Instructions for the task ▸
Go through the records and copy each line where the word "дорожного" occurs.

Supplied information ▸
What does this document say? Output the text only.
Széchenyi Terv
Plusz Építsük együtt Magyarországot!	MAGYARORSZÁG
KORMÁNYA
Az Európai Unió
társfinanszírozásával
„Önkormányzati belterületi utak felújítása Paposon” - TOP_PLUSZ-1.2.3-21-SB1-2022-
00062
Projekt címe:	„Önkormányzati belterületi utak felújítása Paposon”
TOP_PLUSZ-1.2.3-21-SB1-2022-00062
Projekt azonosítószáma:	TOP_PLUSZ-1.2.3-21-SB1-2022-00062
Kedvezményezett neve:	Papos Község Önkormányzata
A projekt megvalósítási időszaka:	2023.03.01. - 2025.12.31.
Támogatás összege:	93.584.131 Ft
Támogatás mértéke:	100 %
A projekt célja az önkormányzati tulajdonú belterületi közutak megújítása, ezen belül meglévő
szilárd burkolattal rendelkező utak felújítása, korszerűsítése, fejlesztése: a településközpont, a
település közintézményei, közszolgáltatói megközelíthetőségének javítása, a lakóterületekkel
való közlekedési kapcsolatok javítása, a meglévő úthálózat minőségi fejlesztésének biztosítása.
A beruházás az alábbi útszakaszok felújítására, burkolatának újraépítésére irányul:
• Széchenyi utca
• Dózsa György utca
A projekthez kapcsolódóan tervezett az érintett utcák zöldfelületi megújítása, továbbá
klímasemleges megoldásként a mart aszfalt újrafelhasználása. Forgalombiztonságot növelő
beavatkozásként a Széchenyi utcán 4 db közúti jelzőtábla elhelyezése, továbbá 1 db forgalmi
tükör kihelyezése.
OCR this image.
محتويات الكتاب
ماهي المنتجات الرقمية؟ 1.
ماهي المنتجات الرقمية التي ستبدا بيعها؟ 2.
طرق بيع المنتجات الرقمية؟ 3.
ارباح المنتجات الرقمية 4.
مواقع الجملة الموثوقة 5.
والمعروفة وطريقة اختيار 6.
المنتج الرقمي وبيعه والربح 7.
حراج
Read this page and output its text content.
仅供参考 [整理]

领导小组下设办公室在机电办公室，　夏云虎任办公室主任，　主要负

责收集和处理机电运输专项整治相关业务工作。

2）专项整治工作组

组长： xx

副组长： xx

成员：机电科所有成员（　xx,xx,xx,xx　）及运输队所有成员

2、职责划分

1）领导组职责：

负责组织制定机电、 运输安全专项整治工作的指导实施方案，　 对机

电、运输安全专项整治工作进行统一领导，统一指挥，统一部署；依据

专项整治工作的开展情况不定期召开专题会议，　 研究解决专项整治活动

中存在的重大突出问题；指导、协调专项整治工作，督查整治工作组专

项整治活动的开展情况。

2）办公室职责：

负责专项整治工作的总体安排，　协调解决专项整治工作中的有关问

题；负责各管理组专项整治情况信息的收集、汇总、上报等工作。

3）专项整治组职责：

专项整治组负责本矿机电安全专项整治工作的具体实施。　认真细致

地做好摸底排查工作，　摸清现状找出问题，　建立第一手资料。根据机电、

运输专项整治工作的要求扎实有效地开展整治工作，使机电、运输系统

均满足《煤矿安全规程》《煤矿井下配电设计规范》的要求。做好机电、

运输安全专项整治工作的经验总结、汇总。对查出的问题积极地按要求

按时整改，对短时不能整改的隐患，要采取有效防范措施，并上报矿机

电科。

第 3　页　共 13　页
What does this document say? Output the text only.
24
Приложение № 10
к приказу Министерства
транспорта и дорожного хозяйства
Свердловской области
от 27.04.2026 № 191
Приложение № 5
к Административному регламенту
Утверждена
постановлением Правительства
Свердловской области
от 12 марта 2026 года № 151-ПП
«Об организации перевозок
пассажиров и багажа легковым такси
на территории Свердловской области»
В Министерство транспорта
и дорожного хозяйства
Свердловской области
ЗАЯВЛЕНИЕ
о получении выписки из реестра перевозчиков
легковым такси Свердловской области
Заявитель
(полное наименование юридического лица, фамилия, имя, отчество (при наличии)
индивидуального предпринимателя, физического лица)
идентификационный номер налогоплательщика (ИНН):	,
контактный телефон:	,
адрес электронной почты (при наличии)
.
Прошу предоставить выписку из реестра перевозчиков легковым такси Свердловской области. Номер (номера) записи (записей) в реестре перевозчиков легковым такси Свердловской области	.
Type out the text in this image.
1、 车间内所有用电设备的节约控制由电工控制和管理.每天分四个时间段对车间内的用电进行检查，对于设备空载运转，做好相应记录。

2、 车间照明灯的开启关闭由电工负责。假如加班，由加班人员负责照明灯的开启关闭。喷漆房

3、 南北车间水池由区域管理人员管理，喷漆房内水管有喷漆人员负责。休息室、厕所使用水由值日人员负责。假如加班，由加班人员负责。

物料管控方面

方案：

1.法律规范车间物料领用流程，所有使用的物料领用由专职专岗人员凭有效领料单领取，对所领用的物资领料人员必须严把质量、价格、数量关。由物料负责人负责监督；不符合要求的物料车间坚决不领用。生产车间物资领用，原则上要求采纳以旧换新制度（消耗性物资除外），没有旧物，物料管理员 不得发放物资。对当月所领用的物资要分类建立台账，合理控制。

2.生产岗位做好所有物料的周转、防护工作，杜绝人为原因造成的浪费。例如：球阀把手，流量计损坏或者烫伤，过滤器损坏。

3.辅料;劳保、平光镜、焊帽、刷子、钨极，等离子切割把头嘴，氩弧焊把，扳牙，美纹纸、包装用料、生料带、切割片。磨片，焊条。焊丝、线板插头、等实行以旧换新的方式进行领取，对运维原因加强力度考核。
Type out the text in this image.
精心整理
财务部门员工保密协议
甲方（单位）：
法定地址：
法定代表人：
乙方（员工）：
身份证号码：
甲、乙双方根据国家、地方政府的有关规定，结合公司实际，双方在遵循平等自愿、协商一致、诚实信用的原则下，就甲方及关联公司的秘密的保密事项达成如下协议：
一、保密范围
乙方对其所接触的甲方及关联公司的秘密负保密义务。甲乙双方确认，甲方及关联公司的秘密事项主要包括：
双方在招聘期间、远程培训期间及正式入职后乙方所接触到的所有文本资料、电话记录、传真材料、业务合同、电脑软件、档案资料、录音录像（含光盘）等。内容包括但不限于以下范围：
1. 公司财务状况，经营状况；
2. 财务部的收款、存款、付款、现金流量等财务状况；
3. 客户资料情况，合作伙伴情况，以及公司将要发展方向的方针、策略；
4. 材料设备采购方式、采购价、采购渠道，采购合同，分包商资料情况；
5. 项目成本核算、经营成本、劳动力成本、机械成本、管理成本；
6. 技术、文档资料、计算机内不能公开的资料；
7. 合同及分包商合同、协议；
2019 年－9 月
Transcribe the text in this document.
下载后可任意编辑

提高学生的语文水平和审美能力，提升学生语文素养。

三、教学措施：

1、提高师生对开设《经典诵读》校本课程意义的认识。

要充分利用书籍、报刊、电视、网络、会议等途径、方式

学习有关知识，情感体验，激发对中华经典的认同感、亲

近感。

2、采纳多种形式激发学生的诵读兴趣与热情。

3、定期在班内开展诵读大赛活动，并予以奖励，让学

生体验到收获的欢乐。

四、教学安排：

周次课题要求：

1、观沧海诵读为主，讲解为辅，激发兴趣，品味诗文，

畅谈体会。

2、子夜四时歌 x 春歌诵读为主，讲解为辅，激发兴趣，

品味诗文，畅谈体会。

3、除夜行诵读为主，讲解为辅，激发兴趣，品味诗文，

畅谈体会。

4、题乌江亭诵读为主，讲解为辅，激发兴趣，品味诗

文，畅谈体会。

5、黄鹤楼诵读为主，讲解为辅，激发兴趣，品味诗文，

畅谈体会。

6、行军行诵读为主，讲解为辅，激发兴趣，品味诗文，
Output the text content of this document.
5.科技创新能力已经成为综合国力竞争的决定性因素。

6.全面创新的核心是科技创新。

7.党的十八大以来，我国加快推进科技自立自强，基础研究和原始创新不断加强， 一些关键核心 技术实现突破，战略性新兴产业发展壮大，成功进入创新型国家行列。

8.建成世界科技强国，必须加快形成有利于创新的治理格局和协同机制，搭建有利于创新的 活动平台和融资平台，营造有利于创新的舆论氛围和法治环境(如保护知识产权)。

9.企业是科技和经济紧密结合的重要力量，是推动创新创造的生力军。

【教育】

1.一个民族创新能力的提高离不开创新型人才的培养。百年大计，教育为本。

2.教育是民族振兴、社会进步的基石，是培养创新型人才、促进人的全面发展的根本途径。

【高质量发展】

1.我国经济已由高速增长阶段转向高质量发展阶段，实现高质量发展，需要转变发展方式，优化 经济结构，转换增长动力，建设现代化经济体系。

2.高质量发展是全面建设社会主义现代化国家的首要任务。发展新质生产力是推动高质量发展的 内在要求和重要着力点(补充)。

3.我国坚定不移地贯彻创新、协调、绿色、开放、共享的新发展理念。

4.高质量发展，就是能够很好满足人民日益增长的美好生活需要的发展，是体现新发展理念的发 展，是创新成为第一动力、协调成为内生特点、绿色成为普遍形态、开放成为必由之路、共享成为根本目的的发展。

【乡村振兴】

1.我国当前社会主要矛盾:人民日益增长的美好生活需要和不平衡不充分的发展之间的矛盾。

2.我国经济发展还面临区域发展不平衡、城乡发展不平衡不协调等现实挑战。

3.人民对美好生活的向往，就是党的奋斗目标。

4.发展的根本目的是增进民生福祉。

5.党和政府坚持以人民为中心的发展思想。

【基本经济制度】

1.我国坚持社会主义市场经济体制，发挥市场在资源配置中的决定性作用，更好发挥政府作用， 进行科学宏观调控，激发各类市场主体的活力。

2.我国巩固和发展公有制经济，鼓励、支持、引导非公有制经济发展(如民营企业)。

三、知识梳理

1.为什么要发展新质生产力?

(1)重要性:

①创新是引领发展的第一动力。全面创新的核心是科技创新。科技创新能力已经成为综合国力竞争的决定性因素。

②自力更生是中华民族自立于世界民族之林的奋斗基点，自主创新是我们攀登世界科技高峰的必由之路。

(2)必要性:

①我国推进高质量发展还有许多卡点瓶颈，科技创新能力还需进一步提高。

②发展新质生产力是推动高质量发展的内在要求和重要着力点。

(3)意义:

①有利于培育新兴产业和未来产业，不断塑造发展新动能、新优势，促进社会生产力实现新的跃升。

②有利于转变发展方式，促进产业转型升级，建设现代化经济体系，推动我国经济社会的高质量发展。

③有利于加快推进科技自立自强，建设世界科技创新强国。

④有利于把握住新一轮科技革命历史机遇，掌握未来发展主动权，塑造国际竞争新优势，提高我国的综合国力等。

The result ▸
транспорта и дорожного хозяйства
и дорожного хозяйства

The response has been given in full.